→ **Dataset content**
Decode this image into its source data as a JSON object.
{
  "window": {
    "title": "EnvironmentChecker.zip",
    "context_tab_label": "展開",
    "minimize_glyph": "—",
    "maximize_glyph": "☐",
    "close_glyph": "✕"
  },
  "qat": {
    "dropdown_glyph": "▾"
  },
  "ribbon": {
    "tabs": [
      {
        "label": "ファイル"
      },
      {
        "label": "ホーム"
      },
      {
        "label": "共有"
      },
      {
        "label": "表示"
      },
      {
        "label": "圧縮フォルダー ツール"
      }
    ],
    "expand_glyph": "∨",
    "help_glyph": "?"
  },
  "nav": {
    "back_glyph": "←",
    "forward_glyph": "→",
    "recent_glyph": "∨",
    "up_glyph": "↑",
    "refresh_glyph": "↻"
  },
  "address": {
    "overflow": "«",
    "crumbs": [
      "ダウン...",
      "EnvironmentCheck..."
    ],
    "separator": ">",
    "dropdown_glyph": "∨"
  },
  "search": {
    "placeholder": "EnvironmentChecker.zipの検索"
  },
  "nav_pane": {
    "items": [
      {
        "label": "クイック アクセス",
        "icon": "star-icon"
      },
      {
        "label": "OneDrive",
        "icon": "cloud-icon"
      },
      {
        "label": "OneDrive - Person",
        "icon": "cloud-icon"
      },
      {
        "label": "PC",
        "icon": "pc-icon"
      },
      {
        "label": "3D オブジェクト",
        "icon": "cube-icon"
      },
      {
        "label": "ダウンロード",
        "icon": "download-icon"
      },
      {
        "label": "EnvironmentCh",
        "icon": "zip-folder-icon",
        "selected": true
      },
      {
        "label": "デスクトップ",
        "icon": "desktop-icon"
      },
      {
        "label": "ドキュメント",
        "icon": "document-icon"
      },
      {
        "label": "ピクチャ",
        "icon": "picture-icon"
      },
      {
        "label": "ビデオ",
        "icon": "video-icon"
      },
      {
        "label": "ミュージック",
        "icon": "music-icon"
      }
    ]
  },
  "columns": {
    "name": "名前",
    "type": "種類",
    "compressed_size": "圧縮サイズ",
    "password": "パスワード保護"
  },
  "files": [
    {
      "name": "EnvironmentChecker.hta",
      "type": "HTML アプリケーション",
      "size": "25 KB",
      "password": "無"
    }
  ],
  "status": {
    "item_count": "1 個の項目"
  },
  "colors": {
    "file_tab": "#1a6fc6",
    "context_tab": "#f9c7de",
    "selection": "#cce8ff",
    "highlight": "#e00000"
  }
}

→ **What the task asks**
Working from the listing above, pick out every line that has "EnvironmentChecker" and copy it.

→ **Exercise output**
    "title": "EnvironmentChecker.zip",
    "placeholder": "EnvironmentChecker.zipの検索"
      "name": "EnvironmentChecker.hta",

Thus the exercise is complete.